**What to produce**
Retype each line of the material exactly, please, skipping any picture in it.

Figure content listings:
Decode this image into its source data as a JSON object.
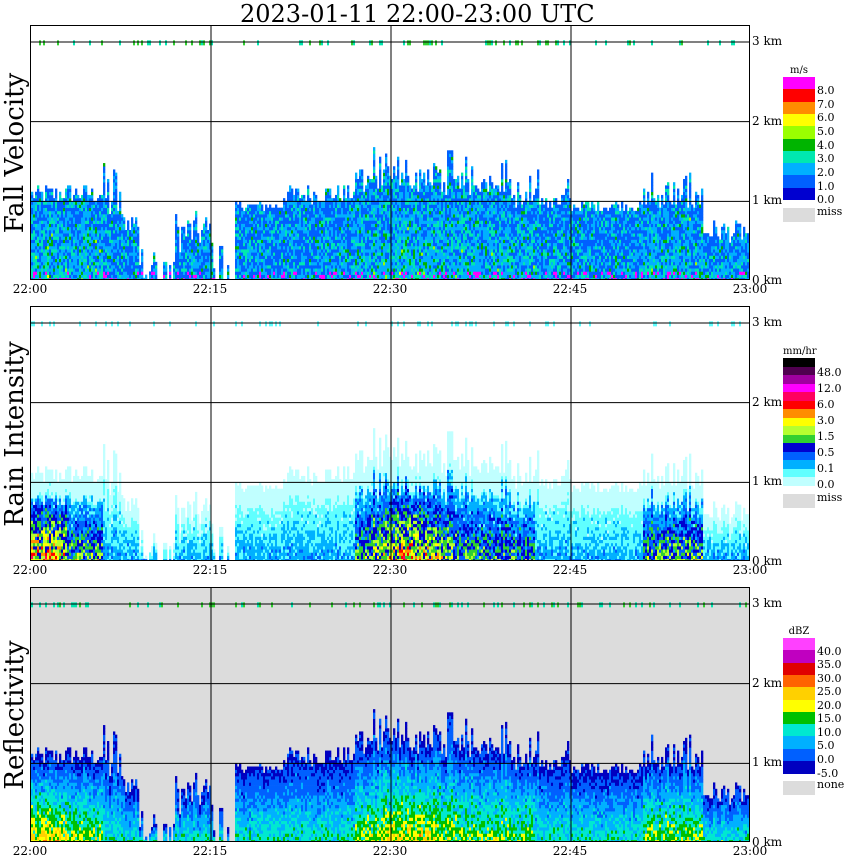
{
  "title": "2023-01-11   22:00-23:00 UTC",
  "colors": {
    "missing": "#dcdcdc",
    "grid": "#000000"
  },
  "chart_data": [
    {
      "type": "heatmap",
      "name": "Fall Velocity",
      "ylabel": "Fall Velocity",
      "x_ticks": [
        "22:00",
        "22:15",
        "22:30",
        "22:45",
        "23:00"
      ],
      "y_ticks": [
        "0 km",
        "1 km",
        "2 km",
        "3 km"
      ],
      "ylim_km": [
        0,
        3.2
      ],
      "xlim_min": [
        0,
        60
      ],
      "colorbar": {
        "unit": "m/s",
        "labels": [
          "8.0",
          "7.0",
          "6.0",
          "5.0",
          "4.0",
          "3.0",
          "2.0",
          "1.0",
          "0.0"
        ],
        "colors": [
          "#ff00ff",
          "#ff0000",
          "#ff8c00",
          "#ffff00",
          "#9aff00",
          "#00b400",
          "#00e8b0",
          "#00b0ff",
          "#0060ff",
          "#0000d0"
        ],
        "missing_label": "miss"
      },
      "background": "#ffffff",
      "intensity_scale": 0.55
    },
    {
      "type": "heatmap",
      "name": "Rain Intensity",
      "ylabel": "Rain Intensity",
      "x_ticks": [
        "22:00",
        "22:15",
        "22:30",
        "22:45",
        "23:00"
      ],
      "y_ticks": [
        "0 km",
        "1 km",
        "2 km",
        "3 km"
      ],
      "ylim_km": [
        0,
        3.2
      ],
      "xlim_min": [
        0,
        60
      ],
      "colorbar": {
        "unit": "mm/hr",
        "labels": [
          "48.0",
          "12.0",
          "6.0",
          "3.0",
          "1.5",
          "0.5",
          "0.1",
          "0.0"
        ],
        "colors": [
          "#000000",
          "#500050",
          "#a000a0",
          "#ff00ff",
          "#ff0060",
          "#ff0000",
          "#ff8c00",
          "#ffff00",
          "#b4ff30",
          "#30d030",
          "#0000d0",
          "#0060ff",
          "#00b0ff",
          "#60ffff",
          "#c0ffff"
        ],
        "missing_label": "miss"
      },
      "background": "#ffffff",
      "intensity_scale": 0.8
    },
    {
      "type": "heatmap",
      "name": "Reflectivity",
      "ylabel": "Reflectivity",
      "x_ticks": [
        "22:00",
        "22:15",
        "22:30",
        "22:45",
        "23:00"
      ],
      "y_ticks": [
        "0 km",
        "1 km",
        "2 km",
        "3 km"
      ],
      "ylim_km": [
        0,
        3.2
      ],
      "xlim_min": [
        0,
        60
      ],
      "colorbar": {
        "unit": "dBZ",
        "labels": [
          "40.0",
          "35.0",
          "30.0",
          "25.0",
          "20.0",
          "15.0",
          "10.0",
          "5.0",
          "0.0",
          "-5.0"
        ],
        "colors": [
          "#ff40ff",
          "#c000c0",
          "#e00000",
          "#ff6400",
          "#ffd000",
          "#ffff00",
          "#00c000",
          "#00e8d0",
          "#00b0ff",
          "#0060ff",
          "#0000c0"
        ],
        "missing_label": "none"
      },
      "background": "#dcdcdc",
      "intensity_scale": 1.0
    }
  ]
}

**Reply to the exercise**
Decode this image into its source data as a JSON object.
{
  "title": "2023-01-11   22:00-23:00 UTC",
  "colors": {
    "missing": "#dcdcdc",
    "grid": "#000000"
  },
  "chart_data": [
    {
      "type": "heatmap",
      "name": "Fall Velocity",
      "ylabel": "Fall Velocity",
      "x_ticks": [
        "22:00",
        "22:15",
        "22:30",
        "22:45",
        "23:00"
      ],
      "y_ticks": [
        "0 km",
        "1 km",
        "2 km",
        "3 km"
      ],
      "ylim_km": [
        0,
        3.2
      ],
      "xlim_min": [
        0,
        60
      ],
      "colorbar": {
        "unit": "m/s",
        "labels": [
          "8.0",
          "7.0",
          "6.0",
          "5.0",
          "4.0",
          "3.0",
          "2.0",
          "1.0",
          "0.0"
        ],
        "colors": [
          "#ff00ff",
          "#ff0000",
          "#ff8c00",
          "#ffff00",
          "#9aff00",
          "#00b400",
          "#00e8b0",
          "#00b0ff",
          "#0060ff",
          "#0000d0"
        ],
        "missing_label": "miss"
      },
      "background": "#ffffff",
      "intensity_scale": 0.55
    },
    {
      "type": "heatmap",
      "name": "Rain Intensity",
      "ylabel": "Rain Intensity",
      "x_ticks": [
        "22:00",
        "22:15",
        "22:30",
        "22:45",
        "23:00"
      ],
      "y_ticks": [
        "0 km",
        "1 km",
        "2 km",
        "3 km"
      ],
      "ylim_km": [
        0,
        3.2
      ],
      "xlim_min": [
        0,
        60
      ],
      "colorbar": {
        "unit": "mm/hr",
        "labels": [
          "48.0",
          "12.0",
          "6.0",
          "3.0",
          "1.5",
          "0.5",
          "0.1",
          "0.0"
        ],
        "colors": [
          "#000000",
          "#500050",
          "#a000a0",
          "#ff00ff",
          "#ff0060",
          "#ff0000",
          "#ff8c00",
          "#ffff00",
          "#b4ff30",
          "#30d030",
          "#0000d0",
          "#0060ff",
          "#00b0ff",
          "#60ffff",
          "#c0ffff"
        ],
        "missing_label": "miss"
      },
      "background": "#ffffff",
      "intensity_scale": 0.8
    },
    {
      "type": "heatmap",
      "name": "Reflectivity",
      "ylabel": "Reflectivity",
      "x_ticks": [
        "22:00",
        "22:15",
        "22:30",
        "22:45",
        "23:00"
      ],
      "y_ticks": [
        "0 km",
        "1 km",
        "2 km",
        "3 km"
      ],
      "ylim_km": [
        0,
        3.2
      ],
      "xlim_min": [
        0,
        60
      ],
      "colorbar": {
        "unit": "dBZ",
        "labels": [
          "40.0",
          "35.0",
          "30.0",
          "25.0",
          "20.0",
          "15.0",
          "10.0",
          "5.0",
          "0.0",
          "-5.0"
        ],
        "colors": [
          "#ff40ff",
          "#c000c0",
          "#e00000",
          "#ff6400",
          "#ffd000",
          "#ffff00",
          "#00c000",
          "#00e8d0",
          "#00b0ff",
          "#0060ff",
          "#0000c0"
        ],
        "missing_label": "none"
      },
      "background": "#dcdcdc",
      "intensity_scale": 1.0
    }
  ]
}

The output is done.